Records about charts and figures
------------

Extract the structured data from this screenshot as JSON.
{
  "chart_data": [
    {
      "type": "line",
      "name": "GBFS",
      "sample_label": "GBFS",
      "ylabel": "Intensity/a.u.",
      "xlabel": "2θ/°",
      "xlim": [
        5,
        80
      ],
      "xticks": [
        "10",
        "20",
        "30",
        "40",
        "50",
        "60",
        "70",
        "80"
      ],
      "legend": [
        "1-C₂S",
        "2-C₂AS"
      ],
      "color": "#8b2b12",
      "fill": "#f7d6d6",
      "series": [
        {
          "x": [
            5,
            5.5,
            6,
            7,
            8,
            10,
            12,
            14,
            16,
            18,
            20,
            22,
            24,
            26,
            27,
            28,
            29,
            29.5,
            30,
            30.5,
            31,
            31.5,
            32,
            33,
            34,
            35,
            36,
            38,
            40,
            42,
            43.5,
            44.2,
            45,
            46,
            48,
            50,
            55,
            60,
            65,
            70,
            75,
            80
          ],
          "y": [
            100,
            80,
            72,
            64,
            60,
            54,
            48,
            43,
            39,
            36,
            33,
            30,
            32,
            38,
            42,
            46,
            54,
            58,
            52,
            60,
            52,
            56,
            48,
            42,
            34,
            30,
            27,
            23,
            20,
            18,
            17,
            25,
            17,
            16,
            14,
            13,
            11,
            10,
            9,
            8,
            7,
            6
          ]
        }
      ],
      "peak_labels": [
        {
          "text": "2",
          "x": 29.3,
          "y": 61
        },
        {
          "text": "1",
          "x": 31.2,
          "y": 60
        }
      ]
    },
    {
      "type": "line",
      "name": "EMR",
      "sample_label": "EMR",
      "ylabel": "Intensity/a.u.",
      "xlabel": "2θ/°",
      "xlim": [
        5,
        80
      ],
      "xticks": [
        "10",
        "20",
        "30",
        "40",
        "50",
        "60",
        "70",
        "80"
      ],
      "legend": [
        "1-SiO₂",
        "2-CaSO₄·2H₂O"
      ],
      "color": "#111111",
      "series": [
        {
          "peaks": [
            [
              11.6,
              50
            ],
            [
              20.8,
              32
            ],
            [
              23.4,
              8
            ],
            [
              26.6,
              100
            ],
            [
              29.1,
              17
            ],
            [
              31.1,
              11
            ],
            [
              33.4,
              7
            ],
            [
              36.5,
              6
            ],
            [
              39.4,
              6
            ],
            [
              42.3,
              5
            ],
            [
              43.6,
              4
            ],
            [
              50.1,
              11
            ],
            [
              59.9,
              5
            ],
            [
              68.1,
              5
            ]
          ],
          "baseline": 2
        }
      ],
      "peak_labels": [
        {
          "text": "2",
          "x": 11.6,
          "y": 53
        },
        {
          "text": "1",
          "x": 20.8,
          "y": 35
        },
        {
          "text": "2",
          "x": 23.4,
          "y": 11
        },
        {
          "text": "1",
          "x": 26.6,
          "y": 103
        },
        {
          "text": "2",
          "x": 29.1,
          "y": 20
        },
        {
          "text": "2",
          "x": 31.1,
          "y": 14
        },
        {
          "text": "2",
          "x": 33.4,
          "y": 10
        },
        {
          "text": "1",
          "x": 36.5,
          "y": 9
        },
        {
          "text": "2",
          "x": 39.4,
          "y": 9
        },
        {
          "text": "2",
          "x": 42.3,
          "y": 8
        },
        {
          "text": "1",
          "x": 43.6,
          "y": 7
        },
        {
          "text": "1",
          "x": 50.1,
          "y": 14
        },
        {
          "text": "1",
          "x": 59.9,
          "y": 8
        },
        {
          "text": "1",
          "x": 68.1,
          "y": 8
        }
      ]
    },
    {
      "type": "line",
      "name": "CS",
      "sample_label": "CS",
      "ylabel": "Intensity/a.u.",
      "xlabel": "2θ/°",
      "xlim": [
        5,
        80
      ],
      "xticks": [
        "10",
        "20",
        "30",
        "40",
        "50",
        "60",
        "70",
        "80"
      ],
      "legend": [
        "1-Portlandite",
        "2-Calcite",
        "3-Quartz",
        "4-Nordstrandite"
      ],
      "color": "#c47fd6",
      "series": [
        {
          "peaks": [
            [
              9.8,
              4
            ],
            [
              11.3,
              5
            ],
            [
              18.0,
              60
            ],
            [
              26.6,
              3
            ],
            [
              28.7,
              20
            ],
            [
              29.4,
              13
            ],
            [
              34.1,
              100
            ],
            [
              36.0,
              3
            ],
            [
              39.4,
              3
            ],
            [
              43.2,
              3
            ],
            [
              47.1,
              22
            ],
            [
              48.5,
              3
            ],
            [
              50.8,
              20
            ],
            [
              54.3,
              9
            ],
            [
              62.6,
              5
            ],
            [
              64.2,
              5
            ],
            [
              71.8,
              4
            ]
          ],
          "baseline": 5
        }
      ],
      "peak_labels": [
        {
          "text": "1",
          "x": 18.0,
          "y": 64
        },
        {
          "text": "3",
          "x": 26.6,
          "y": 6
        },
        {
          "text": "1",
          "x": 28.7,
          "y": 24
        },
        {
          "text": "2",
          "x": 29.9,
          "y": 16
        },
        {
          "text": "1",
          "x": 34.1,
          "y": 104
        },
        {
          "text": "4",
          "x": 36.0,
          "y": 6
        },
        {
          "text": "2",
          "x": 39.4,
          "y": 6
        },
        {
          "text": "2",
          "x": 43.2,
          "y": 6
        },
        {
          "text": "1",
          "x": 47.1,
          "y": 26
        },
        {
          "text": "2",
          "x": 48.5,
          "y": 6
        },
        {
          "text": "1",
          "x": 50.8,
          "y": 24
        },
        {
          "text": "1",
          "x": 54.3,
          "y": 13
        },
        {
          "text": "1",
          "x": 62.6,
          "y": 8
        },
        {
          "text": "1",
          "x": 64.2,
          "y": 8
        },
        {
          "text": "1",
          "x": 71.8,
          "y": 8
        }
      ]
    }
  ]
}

------------

* _SHORT TASK_:
Reproduce the whole listing word for word.

* _RESPONSE TO THE EXERCISE_:
Extract the structured data from this screenshot as JSON.
{
  "chart_data": [
    {
      "type": "line",
      "name": "GBFS",
      "sample_label": "GBFS",
      "ylabel": "Intensity/a.u.",
      "xlabel": "2θ/°",
      "xlim": [
        5,
        80
      ],
      "xticks": [
        "10",
        "20",
        "30",
        "40",
        "50",
        "60",
        "70",
        "80"
      ],
      "legend": [
        "1-C₂S",
        "2-C₂AS"
      ],
      "color": "#8b2b12",
      "fill": "#f7d6d6",
      "series": [
        {
          "x": [
            5,
            5.5,
            6,
            7,
            8,
            10,
            12,
            14,
            16,
            18,
            20,
            22,
            24,
            26,
            27,
            28,
            29,
            29.5,
            30,
            30.5,
            31,
            31.5,
            32,
            33,
            34,
            35,
            36,
            38,
            40,
            42,
            43.5,
            44.2,
            45,
            46,
            48,
            50,
            55,
            60,
            65,
            70,
            75,
            80
          ],
          "y": [
            100,
            80,
            72,
            64,
            60,
            54,
            48,
            43,
            39,
            36,
            33,
            30,
            32,
            38,
            42,
            46,
            54,
            58,
            52,
            60,
            52,
            56,
            48,
            42,
            34,
            30,
            27,
            23,
            20,
            18,
            17,
            25,
            17,
            16,
            14,
            13,
            11,
            10,
            9,
            8,
            7,
            6
          ]
        }
      ],
      "peak_labels": [
        {
          "text": "2",
          "x": 29.3,
          "y": 61
        },
        {
          "text": "1",
          "x": 31.2,
          "y": 60
        }
      ]
    },
    {
      "type": "line",
      "name": "EMR",
      "sample_label": "EMR",
      "ylabel": "Intensity/a.u.",
      "xlabel": "2θ/°",
      "xlim": [
        5,
        80
      ],
      "xticks": [
        "10",
        "20",
        "30",
        "40",
        "50",
        "60",
        "70",
        "80"
      ],
      "legend": [
        "1-SiO₂",
        "2-CaSO₄·2H₂O"
      ],
      "color": "#111111",
      "series": [
        {
          "peaks": [
            [
              11.6,
              50
            ],
            [
              20.8,
              32
            ],
            [
              23.4,
              8
            ],
            [
              26.6,
              100
            ],
            [
              29.1,
              17
            ],
            [
              31.1,
              11
            ],
            [
              33.4,
              7
            ],
            [
              36.5,
              6
            ],
            [
              39.4,
              6
            ],
            [
              42.3,
              5
            ],
            [
              43.6,
              4
            ],
            [
              50.1,
              11
            ],
            [
              59.9,
              5
            ],
            [
              68.1,
              5
            ]
          ],
          "baseline": 2
        }
      ],
      "peak_labels": [
        {
          "text": "2",
          "x": 11.6,
          "y": 53
        },
        {
          "text": "1",
          "x": 20.8,
          "y": 35
        },
        {
          "text": "2",
          "x": 23.4,
          "y": 11
        },
        {
          "text": "1",
          "x": 26.6,
          "y": 103
        },
        {
          "text": "2",
          "x": 29.1,
          "y": 20
        },
        {
          "text": "2",
          "x": 31.1,
          "y": 14
        },
        {
          "text": "2",
          "x": 33.4,
          "y": 10
        },
        {
          "text": "1",
          "x": 36.5,
          "y": 9
        },
        {
          "text": "2",
          "x": 39.4,
          "y": 9
        },
        {
          "text": "2",
          "x": 42.3,
          "y": 8
        },
        {
          "text": "1",
          "x": 43.6,
          "y": 7
        },
        {
          "text": "1",
          "x": 50.1,
          "y": 14
        },
        {
          "text": "1",
          "x": 59.9,
          "y": 8
        },
        {
          "text": "1",
          "x": 68.1,
          "y": 8
        }
      ]
    },
    {
      "type": "line",
      "name": "CS",
      "sample_label": "CS",
      "ylabel": "Intensity/a.u.",
      "xlabel": "2θ/°",
      "xlim": [
        5,
        80
      ],
      "xticks": [
        "10",
        "20",
        "30",
        "40",
        "50",
        "60",
        "70",
        "80"
      ],
      "legend": [
        "1-Portlandite",
        "2-Calcite",
        "3-Quartz",
        "4-Nordstrandite"
      ],
      "color": "#c47fd6",
      "series": [
        {
          "peaks": [
            [
              9.8,
              4
            ],
            [
              11.3,
              5
            ],
            [
              18.0,
              60
            ],
            [
              26.6,
              3
            ],
            [
              28.7,
              20
            ],
            [
              29.4,
              13
            ],
            [
              34.1,
              100
            ],
            [
              36.0,
              3
            ],
            [
              39.4,
              3
            ],
            [
              43.2,
              3
            ],
            [
              47.1,
              22
            ],
            [
              48.5,
              3
            ],
            [
              50.8,
              20
            ],
            [
              54.3,
              9
            ],
            [
              62.6,
              5
            ],
            [
              64.2,
              5
            ],
            [
              71.8,
              4
            ]
          ],
          "baseline": 5
        }
      ],
      "peak_labels": [
        {
          "text": "1",
          "x": 18.0,
          "y": 64
        },
        {
          "text": "3",
          "x": 26.6,
          "y": 6
        },
        {
          "text": "1",
          "x": 28.7,
          "y": 24
        },
        {
          "text": "2",
          "x": 29.9,
          "y": 16
        },
        {
          "text": "1",
          "x": 34.1,
          "y": 104
        },
        {
          "text": "4",
          "x": 36.0,
          "y": 6
        },
        {
          "text": "2",
          "x": 39.4,
          "y": 6
        },
        {
          "text": "2",
          "x": 43.2,
          "y": 6
        },
        {
          "text": "1",
          "x": 47.1,
          "y": 26
        },
        {
          "text": "2",
          "x": 48.5,
          "y": 6
        },
        {
          "text": "1",
          "x": 50.8,
          "y": 24
        },
        {
          "text": "1",
          "x": 54.3,
          "y": 13
        },
        {
          "text": "1",
          "x": 62.6,
          "y": 8
        },
        {
          "text": "1",
          "x": 64.2,
          "y": 8
        },
        {
          "text": "1",
          "x": 71.8,
          "y": 8
        }
      ]
    }
  ]
}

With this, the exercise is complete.